### Data for this exercise ###

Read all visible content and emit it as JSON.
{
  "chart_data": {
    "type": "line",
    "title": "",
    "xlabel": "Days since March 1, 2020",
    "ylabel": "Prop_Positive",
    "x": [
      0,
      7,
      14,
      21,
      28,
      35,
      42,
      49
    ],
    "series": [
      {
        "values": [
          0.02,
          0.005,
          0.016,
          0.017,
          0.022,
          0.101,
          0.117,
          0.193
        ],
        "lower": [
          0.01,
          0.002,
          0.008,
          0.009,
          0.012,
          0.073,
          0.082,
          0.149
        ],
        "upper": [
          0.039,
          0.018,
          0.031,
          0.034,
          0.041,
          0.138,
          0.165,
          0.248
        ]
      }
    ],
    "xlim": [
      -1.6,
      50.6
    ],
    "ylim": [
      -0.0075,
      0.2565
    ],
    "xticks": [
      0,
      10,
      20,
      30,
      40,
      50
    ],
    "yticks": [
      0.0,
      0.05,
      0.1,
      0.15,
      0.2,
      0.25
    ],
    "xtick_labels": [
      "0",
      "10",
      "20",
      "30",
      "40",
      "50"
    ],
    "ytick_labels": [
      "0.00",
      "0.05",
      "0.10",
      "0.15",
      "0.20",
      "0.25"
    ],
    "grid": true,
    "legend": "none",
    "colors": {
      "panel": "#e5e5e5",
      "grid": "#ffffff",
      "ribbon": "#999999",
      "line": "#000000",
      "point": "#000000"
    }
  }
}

###

Task details:
All of the material above needs to be retyped word for word.

Solved exercise:
Read all visible content and emit it as JSON.
{
  "chart_data": {
    "type": "line",
    "title": "",
    "xlabel": "Days since March 1, 2020",
    "ylabel": "Prop_Positive",
    "x": [
      0,
      7,
      14,
      21,
      28,
      35,
      42,
      49
    ],
    "series": [
      {
        "values": [
          0.02,
          0.005,
          0.016,
          0.017,
          0.022,
          0.101,
          0.117,
          0.193
        ],
        "lower": [
          0.01,
          0.002,
          0.008,
          0.009,
          0.012,
          0.073,
          0.082,
          0.149
        ],
        "upper": [
          0.039,
          0.018,
          0.031,
          0.034,
          0.041,
          0.138,
          0.165,
          0.248
        ]
      }
    ],
    "xlim": [
      -1.6,
      50.6
    ],
    "ylim": [
      -0.0075,
      0.2565
    ],
    "xticks": [
      0,
      10,
      20,
      30,
      40,
      50
    ],
    "yticks": [
      0.0,
      0.05,
      0.1,
      0.15,
      0.2,
      0.25
    ],
    "xtick_labels": [
      "0",
      "10",
      "20",
      "30",
      "40",
      "50"
    ],
    "ytick_labels": [
      "0.00",
      "0.05",
      "0.10",
      "0.15",
      "0.20",
      "0.25"
    ],
    "grid": true,
    "legend": "none",
    "colors": {
      "panel": "#e5e5e5",
      "grid": "#ffffff",
      "ribbon": "#999999",
      "line": "#000000",
      "point": "#000000"
    }
  }
}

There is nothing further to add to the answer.